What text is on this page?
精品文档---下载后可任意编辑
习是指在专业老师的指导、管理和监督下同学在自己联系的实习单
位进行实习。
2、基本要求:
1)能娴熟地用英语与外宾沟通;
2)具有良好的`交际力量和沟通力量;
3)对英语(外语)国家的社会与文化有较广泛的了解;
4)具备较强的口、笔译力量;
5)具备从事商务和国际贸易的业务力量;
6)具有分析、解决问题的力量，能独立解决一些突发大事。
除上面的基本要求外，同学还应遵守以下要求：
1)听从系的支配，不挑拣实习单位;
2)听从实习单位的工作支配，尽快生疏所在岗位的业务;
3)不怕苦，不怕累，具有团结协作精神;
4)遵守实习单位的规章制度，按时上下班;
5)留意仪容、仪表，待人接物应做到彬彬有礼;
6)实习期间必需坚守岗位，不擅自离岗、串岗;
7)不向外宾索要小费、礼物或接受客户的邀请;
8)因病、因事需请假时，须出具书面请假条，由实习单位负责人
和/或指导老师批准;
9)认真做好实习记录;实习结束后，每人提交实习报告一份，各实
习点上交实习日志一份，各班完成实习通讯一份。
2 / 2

= = =

(What is expected): Output the whole listing above again, word for word.

(Finished answer):
What text is on this page?
精品文档---下载后可任意编辑
习是指在专业老师的指导、管理和监督下同学在自己联系的实习单
位进行实习。
2、基本要求:
1)能娴熟地用英语与外宾沟通;
2)具有良好的`交际力量和沟通力量;
3)对英语(外语)国家的社会与文化有较广泛的了解;
4)具备较强的口、笔译力量;
5)具备从事商务和国际贸易的业务力量;
6)具有分析、解决问题的力量，能独立解决一些突发大事。
除上面的基本要求外，同学还应遵守以下要求：
1)听从系的支配，不挑拣实习单位;
2)听从实习单位的工作支配，尽快生疏所在岗位的业务;
3)不怕苦，不怕累，具有团结协作精神;
4)遵守实习单位的规章制度，按时上下班;
5)留意仪容、仪表，待人接物应做到彬彬有礼;
6)实习期间必需坚守岗位，不擅自离岗、串岗;
7)不向外宾索要小费、礼物或接受客户的邀请;
8)因病、因事需请假时，须出具书面请假条，由实习单位负责人
和/或指导老师批准;
9)认真做好实习记录;实习结束后，每人提交实习报告一份，各实
习点上交实习日志一份，各班完成实习通讯一份。
2 / 2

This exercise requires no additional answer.